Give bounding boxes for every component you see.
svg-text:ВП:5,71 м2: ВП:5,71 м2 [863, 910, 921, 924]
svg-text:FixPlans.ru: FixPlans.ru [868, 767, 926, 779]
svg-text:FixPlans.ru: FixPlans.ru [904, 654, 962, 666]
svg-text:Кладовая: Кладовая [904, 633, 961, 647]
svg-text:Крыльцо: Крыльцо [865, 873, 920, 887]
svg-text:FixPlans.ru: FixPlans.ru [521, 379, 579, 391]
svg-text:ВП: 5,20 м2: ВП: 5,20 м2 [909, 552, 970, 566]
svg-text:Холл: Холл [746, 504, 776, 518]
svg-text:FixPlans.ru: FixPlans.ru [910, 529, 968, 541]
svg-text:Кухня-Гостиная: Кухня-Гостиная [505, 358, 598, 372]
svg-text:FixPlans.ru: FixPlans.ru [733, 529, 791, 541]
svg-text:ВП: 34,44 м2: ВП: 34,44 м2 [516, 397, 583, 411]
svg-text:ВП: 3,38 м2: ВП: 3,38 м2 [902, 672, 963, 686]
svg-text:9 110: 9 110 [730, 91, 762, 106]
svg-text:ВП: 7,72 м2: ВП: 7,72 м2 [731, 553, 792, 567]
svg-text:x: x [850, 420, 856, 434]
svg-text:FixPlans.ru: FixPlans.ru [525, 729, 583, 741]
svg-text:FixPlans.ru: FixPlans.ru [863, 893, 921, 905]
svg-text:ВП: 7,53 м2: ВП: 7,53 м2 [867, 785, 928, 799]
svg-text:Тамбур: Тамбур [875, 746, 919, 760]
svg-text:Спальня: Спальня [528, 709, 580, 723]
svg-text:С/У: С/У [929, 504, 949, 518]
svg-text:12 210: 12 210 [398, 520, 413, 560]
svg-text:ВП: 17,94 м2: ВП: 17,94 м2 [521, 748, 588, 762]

▸ **The task**:
Put everything from the first row down through the row containing "svg-text:FixPlans.ru: FixPlans.ru [910, 529, 968, 541]" into a numbered list, leaving out any blank lines.

▸ **Task solution**:
1. Give bounding boxes for every component you see.
2. svg-text:ВП:5,71 м2: ВП:5,71 м2 [863, 910, 921, 924]
3. svg-text:FixPlans.ru: FixPlans.ru [868, 767, 926, 779]
4. svg-text:FixPlans.ru: FixPlans.ru [904, 654, 962, 666]
5. svg-text:Кладовая: Кладовая [904, 633, 961, 647]
6. svg-text:Крыльцо: Крыльцо [865, 873, 920, 887]
7. svg-text:FixPlans.ru: FixPlans.ru [521, 379, 579, 391]
8. svg-text:ВП: 5,20 м2: ВП: 5,20 м2 [909, 552, 970, 566]
9. svg-text:Холл: Холл [746, 504, 776, 518]
10. svg-text:FixPlans.ru: FixPlans.ru [910, 529, 968, 541]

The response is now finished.